• DIRECTIVE:
Reproduce the listing below exactly. Pictures do not belong in the copy.

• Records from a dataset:
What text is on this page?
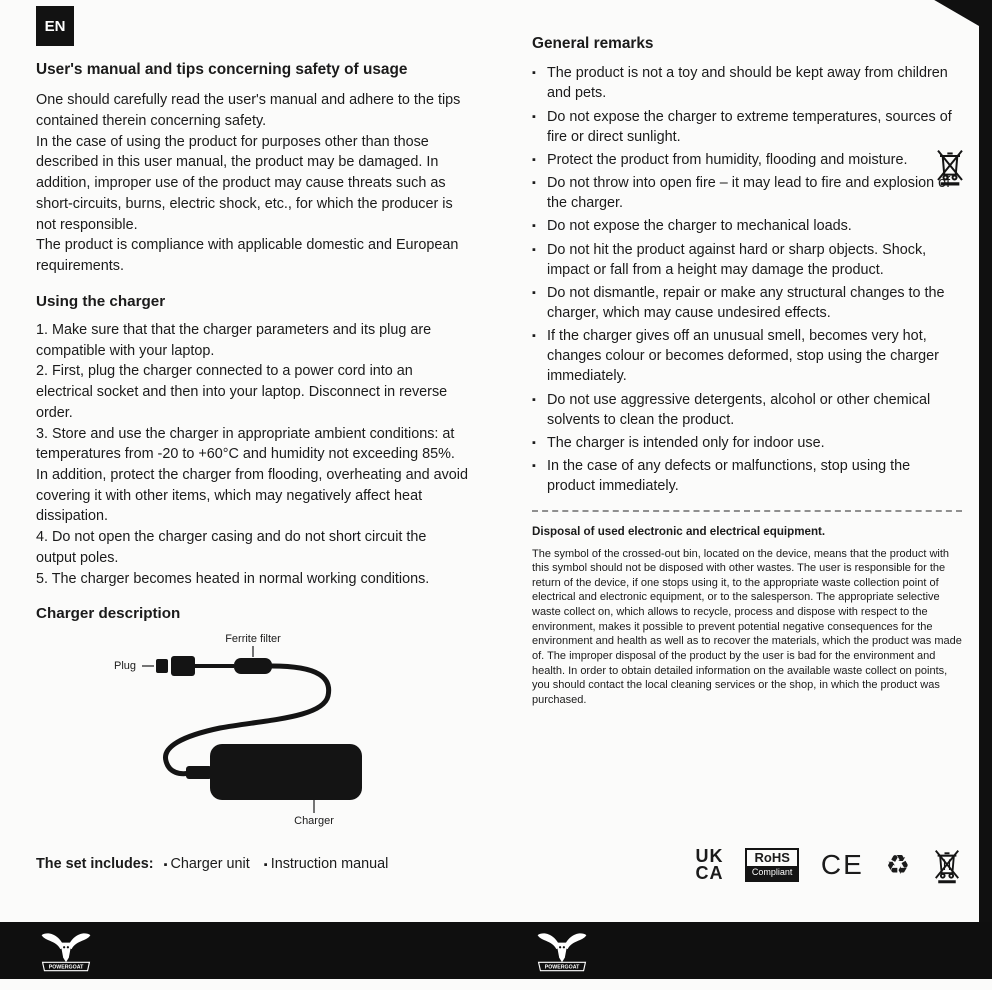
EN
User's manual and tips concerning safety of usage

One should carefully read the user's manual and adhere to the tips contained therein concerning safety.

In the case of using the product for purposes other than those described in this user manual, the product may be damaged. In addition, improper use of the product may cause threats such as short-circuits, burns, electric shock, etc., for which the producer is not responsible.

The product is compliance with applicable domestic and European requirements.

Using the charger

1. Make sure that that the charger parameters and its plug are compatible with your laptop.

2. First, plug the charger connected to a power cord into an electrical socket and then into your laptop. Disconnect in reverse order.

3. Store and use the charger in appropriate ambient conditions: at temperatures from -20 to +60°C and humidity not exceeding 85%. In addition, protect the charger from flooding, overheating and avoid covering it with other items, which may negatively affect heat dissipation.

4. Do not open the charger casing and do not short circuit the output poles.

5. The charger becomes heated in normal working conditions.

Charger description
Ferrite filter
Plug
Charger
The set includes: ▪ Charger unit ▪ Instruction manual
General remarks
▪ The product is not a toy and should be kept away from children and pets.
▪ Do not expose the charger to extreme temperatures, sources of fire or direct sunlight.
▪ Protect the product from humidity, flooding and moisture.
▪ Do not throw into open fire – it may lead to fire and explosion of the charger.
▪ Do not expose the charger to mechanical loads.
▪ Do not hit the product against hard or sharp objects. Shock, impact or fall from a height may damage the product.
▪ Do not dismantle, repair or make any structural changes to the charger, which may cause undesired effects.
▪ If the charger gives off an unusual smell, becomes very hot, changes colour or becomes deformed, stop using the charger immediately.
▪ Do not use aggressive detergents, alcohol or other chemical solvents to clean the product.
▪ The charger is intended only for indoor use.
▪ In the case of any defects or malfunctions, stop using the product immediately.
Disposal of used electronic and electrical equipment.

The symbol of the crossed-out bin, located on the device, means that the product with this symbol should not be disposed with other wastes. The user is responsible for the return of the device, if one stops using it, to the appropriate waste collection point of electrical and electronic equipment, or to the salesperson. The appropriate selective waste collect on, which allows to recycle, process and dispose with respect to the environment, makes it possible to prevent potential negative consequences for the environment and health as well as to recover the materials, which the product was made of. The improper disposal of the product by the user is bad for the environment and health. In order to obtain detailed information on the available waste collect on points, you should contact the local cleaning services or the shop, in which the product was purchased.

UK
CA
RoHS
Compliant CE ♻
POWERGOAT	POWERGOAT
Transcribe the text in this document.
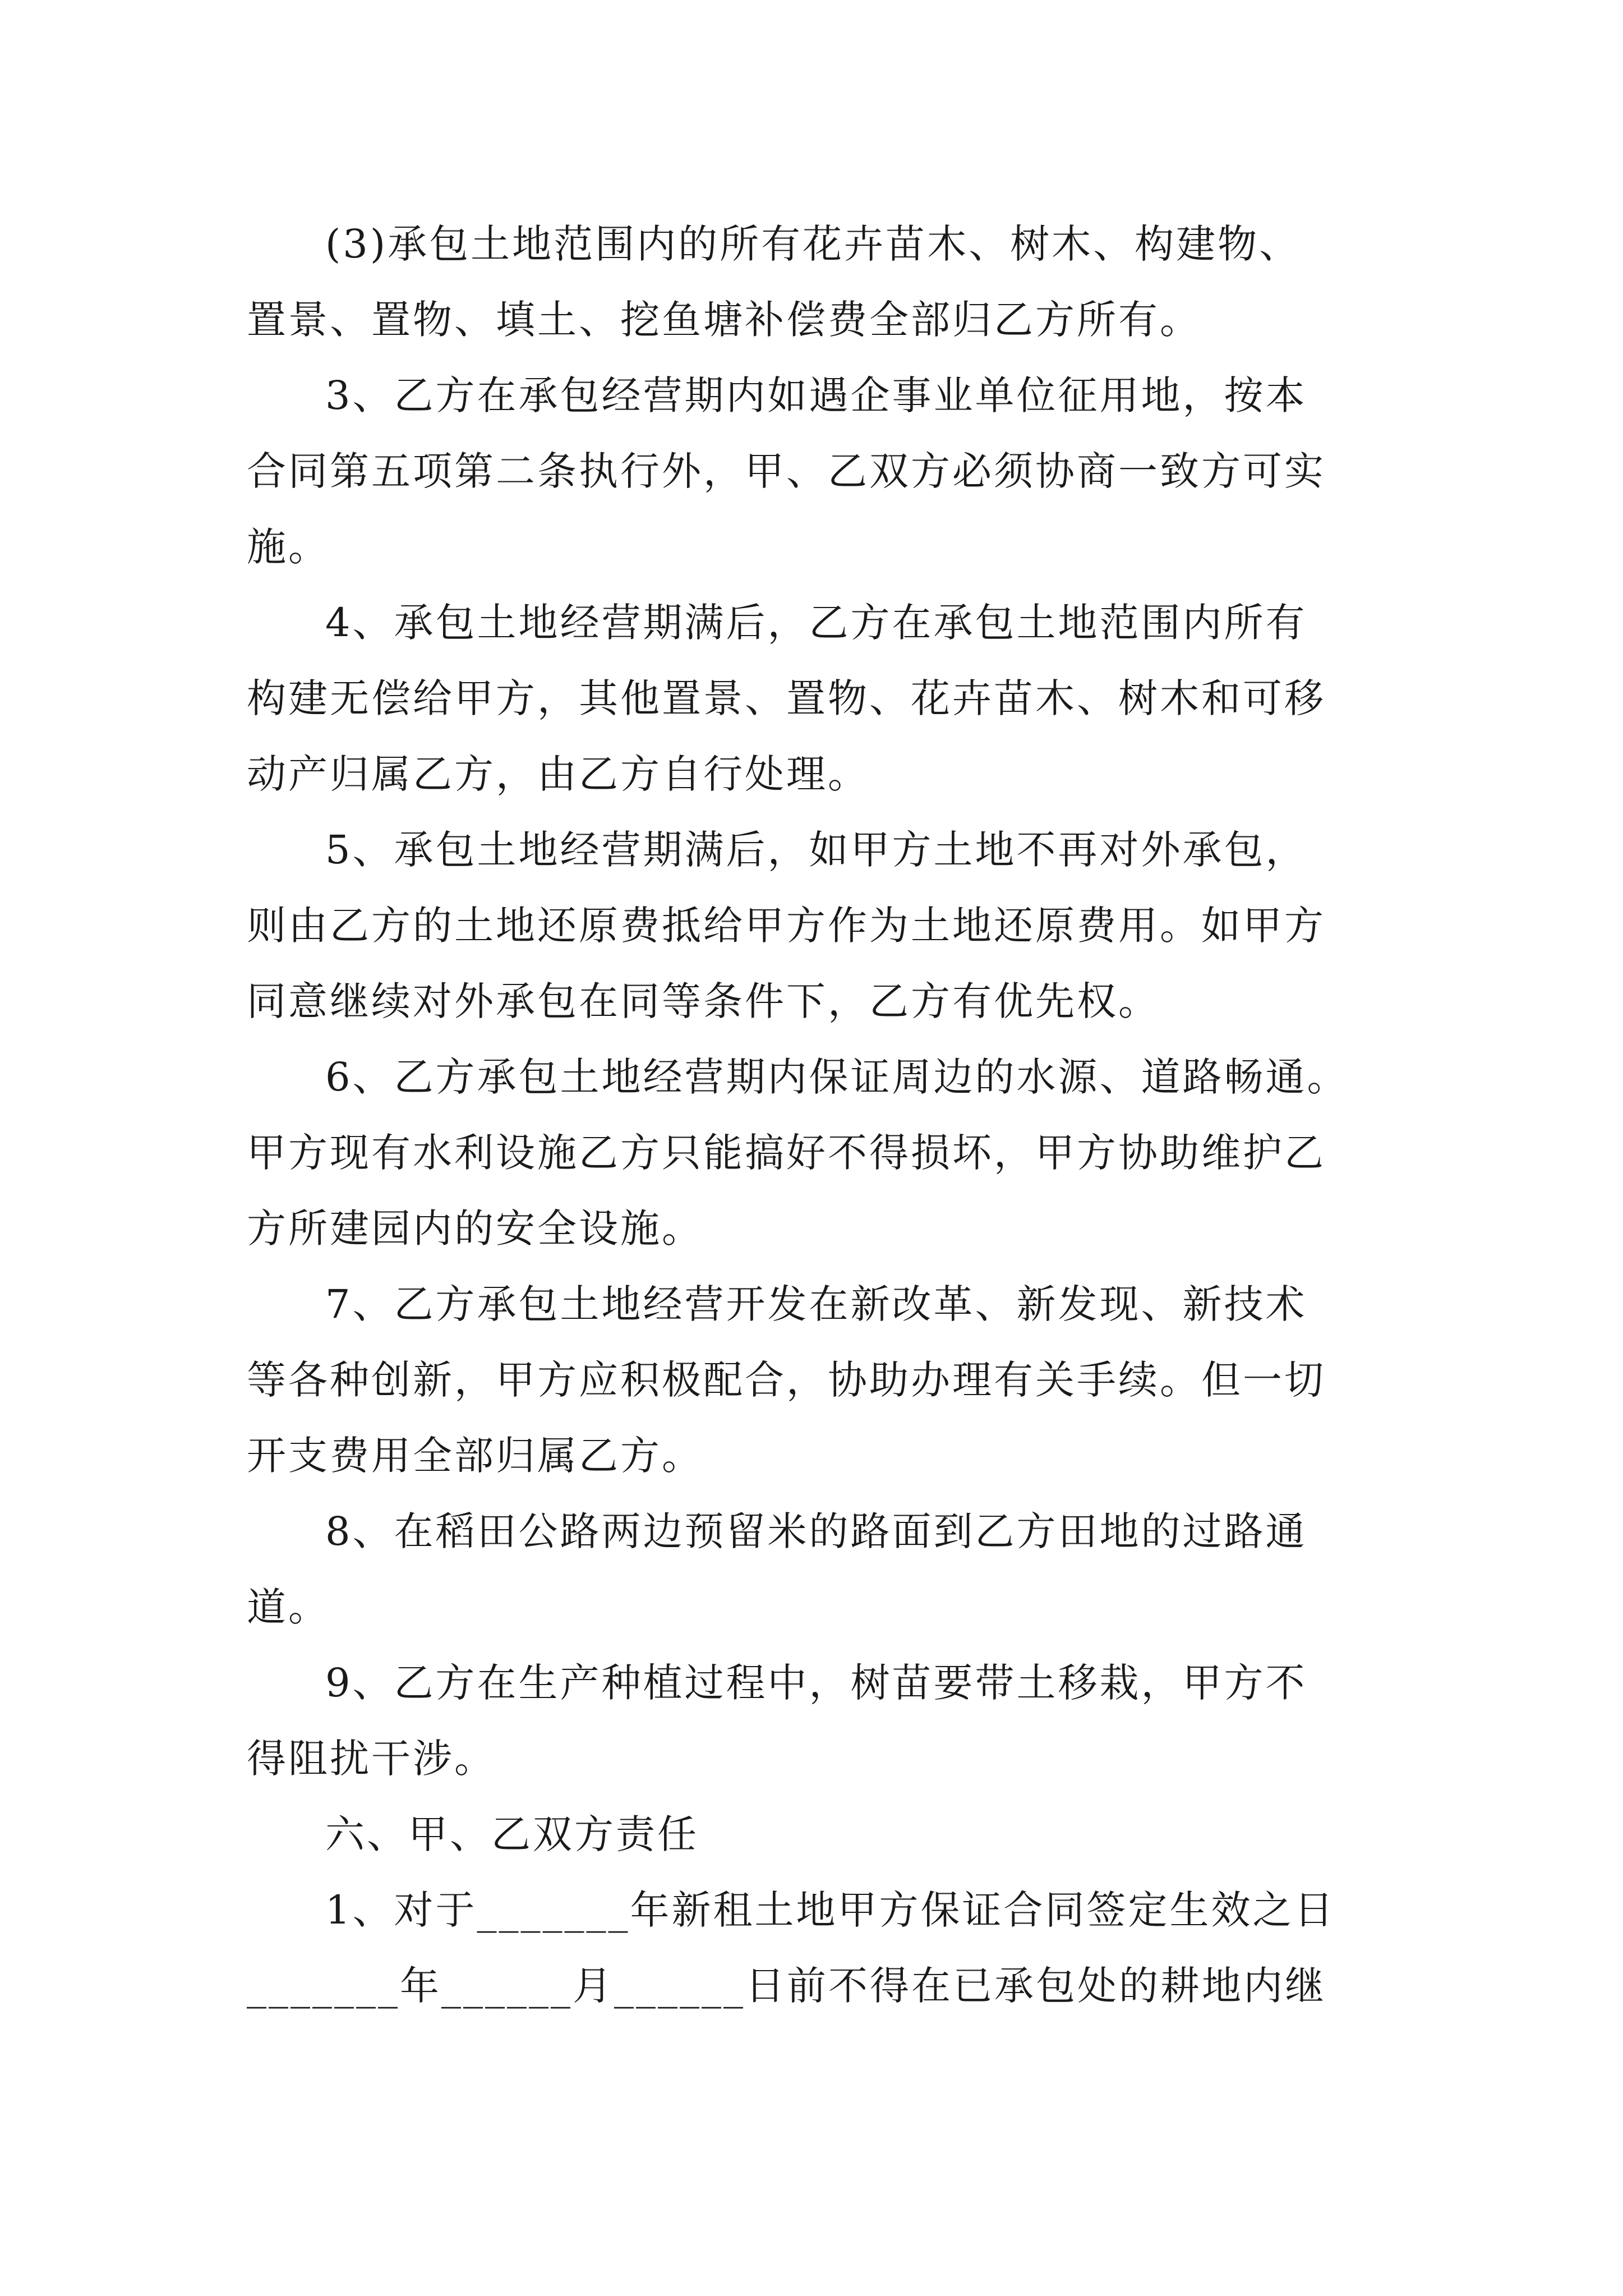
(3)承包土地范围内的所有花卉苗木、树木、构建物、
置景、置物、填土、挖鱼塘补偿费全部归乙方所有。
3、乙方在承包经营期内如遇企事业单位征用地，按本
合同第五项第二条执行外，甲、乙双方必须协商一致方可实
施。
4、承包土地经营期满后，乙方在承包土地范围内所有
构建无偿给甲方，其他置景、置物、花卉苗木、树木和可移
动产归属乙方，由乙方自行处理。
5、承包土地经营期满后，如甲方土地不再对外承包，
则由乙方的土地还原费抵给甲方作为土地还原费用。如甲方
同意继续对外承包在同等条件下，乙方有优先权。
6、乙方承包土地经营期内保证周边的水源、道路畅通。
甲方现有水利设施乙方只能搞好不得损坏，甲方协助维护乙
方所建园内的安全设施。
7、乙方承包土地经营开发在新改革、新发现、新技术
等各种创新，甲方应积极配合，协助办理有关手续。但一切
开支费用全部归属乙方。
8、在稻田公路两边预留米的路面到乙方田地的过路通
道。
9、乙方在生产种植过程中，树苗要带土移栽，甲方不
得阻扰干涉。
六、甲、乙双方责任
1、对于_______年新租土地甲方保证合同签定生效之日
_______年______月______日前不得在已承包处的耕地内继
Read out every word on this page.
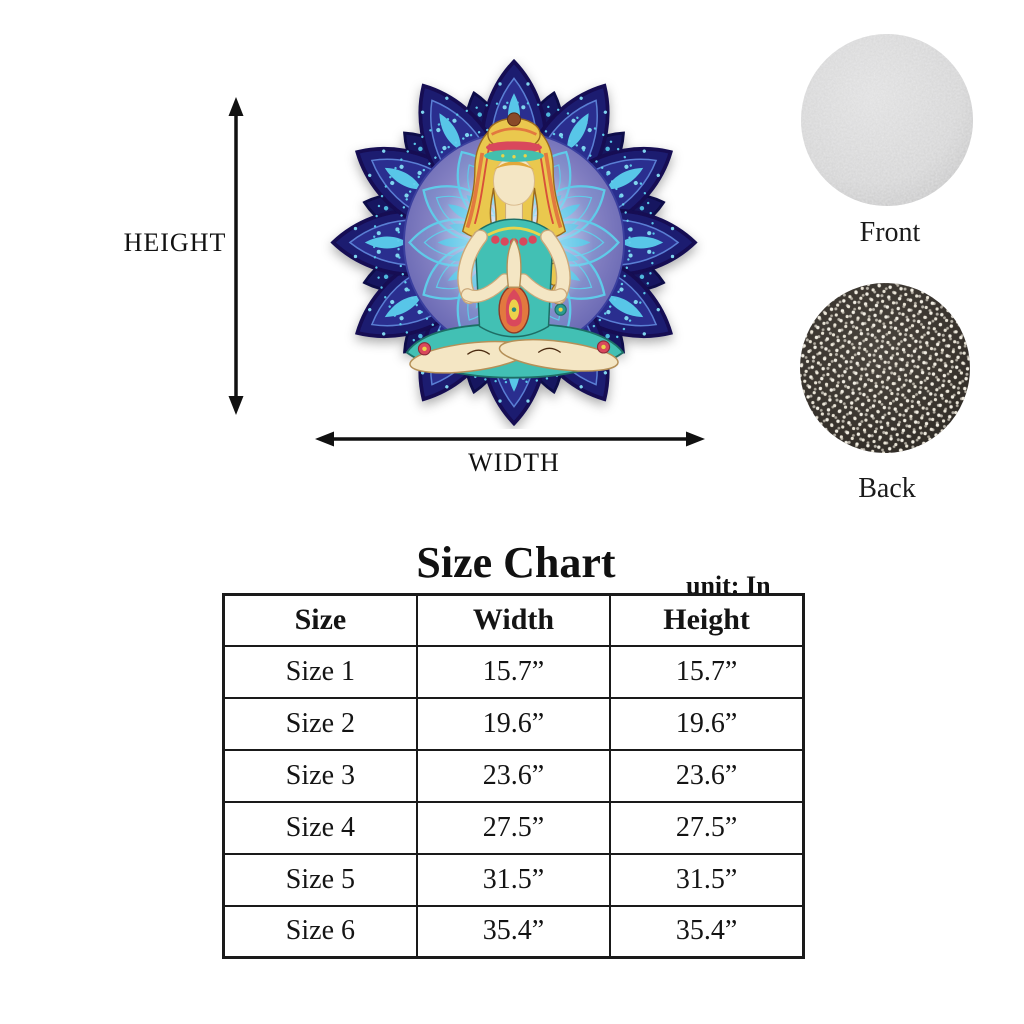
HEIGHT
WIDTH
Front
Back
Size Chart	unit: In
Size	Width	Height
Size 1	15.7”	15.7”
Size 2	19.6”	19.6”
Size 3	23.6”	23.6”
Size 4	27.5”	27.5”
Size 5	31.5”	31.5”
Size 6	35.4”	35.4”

• PROBLEM SOLUTION:
What text is on this page?
EN
User's manual and tips concerning safety of usage

One should carefully read the user's manual and adhere to the tips contained therein concerning safety.

In the case of using the product for purposes other than those described in this user manual, the product may be damaged. In addition, improper use of the product may cause threats such as short-circuits, burns, electric shock, etc., for which the producer is not responsible.

The product is compliance with applicable domestic and European requirements.

Using the charger

1. Make sure that that the charger parameters and its plug are compatible with your laptop.

2. First, plug the charger connected to a power cord into an electrical socket and then into your laptop. Disconnect in reverse order.

3. Store and use the charger in appropriate ambient conditions: at temperatures from -20 to +60°C and humidity not exceeding 85%. In addition, protect the charger from flooding, overheating and avoid covering it with other items, which may negatively affect heat dissipation.

4. Do not open the charger casing and do not short circuit the output poles.

5. The charger becomes heated in normal working conditions.

Charger description
Ferrite filter
Plug
Charger
The set includes: ▪ Charger unit ▪ Instruction manual
General remarks
▪ The product is not a toy and should be kept away from children and pets.
▪ Do not expose the charger to extreme temperatures, sources of fire or direct sunlight.
▪ Protect the product from humidity, flooding and moisture.
▪ Do not throw into open fire – it may lead to fire and explosion of the charger.
▪ Do not expose the charger to mechanical loads.
▪ Do not hit the product against hard or sharp objects. Shock, impact or fall from a height may damage the product.
▪ Do not dismantle, repair or make any structural changes to the charger, which may cause undesired effects.
▪ If the charger gives off an unusual smell, becomes very hot, changes colour or becomes deformed, stop using the charger immediately.
▪ Do not use aggressive detergents, alcohol or other chemical solvents to clean the product.
▪ The charger is intended only for indoor use.
▪ In the case of any defects or malfunctions, stop using the product immediately.
Disposal of used electronic and electrical equipment.

The symbol of the crossed-out bin, located on the device, means that the product with this symbol should not be disposed with other wastes. The user is responsible for the return of the device, if one stops using it, to the appropriate waste collection point of electrical and electronic equipment, or to the salesperson. The appropriate selective waste collect on, which allows to recycle, process and dispose with respect to the environment, makes it possible to prevent potential negative consequences for the environment and health as well as to recover the materials, which the product was made of. The improper disposal of the product by the user is bad for the environment and health. In order to obtain detailed information on the available waste collect on points, you should contact the local cleaning services or the shop, in which the product was purchased.

UK
CA
RoHS
Compliant CE ♻
POWERGOAT	POWERGOAT
Transcribe the text in this document.
(3)承包土地范围内的所有花卉苗木、树木、构建物、
置景、置物、填土、挖鱼塘补偿费全部归乙方所有。
3、乙方在承包经营期内如遇企事业单位征用地，按本
合同第五项第二条执行外，甲、乙双方必须协商一致方可实
施。
4、承包土地经营期满后，乙方在承包土地范围内所有
构建无偿给甲方，其他置景、置物、花卉苗木、树木和可移
动产归属乙方，由乙方自行处理。
5、承包土地经营期满后，如甲方土地不再对外承包，
则由乙方的土地还原费抵给甲方作为土地还原费用。如甲方
同意继续对外承包在同等条件下，乙方有优先权。
6、乙方承包土地经营期内保证周边的水源、道路畅通。
甲方现有水利设施乙方只能搞好不得损坏，甲方协助维护乙
方所建园内的安全设施。
7、乙方承包土地经营开发在新改革、新发现、新技术
等各种创新，甲方应积极配合，协助办理有关手续。但一切
开支费用全部归属乙方。
8、在稻田公路两边预留米的路面到乙方田地的过路通
道。
9、乙方在生产种植过程中，树苗要带土移栽，甲方不
得阻扰干涉。
六、甲、乙双方责任
1、对于_______年新租土地甲方保证合同签定生效之日
_______年______月______日前不得在已承包处的耕地内继
Read out every word on this page.
HEIGHT
WIDTH
Front
Back
Size Chart	unit: In
Size	Width	Height
Size 1	15.7”	15.7”
Size 2	19.6”	19.6”
Size 3	23.6”	23.6”
Size 4	27.5”	27.5”
Size 5	31.5”	31.5”
Size 6	35.4”	35.4”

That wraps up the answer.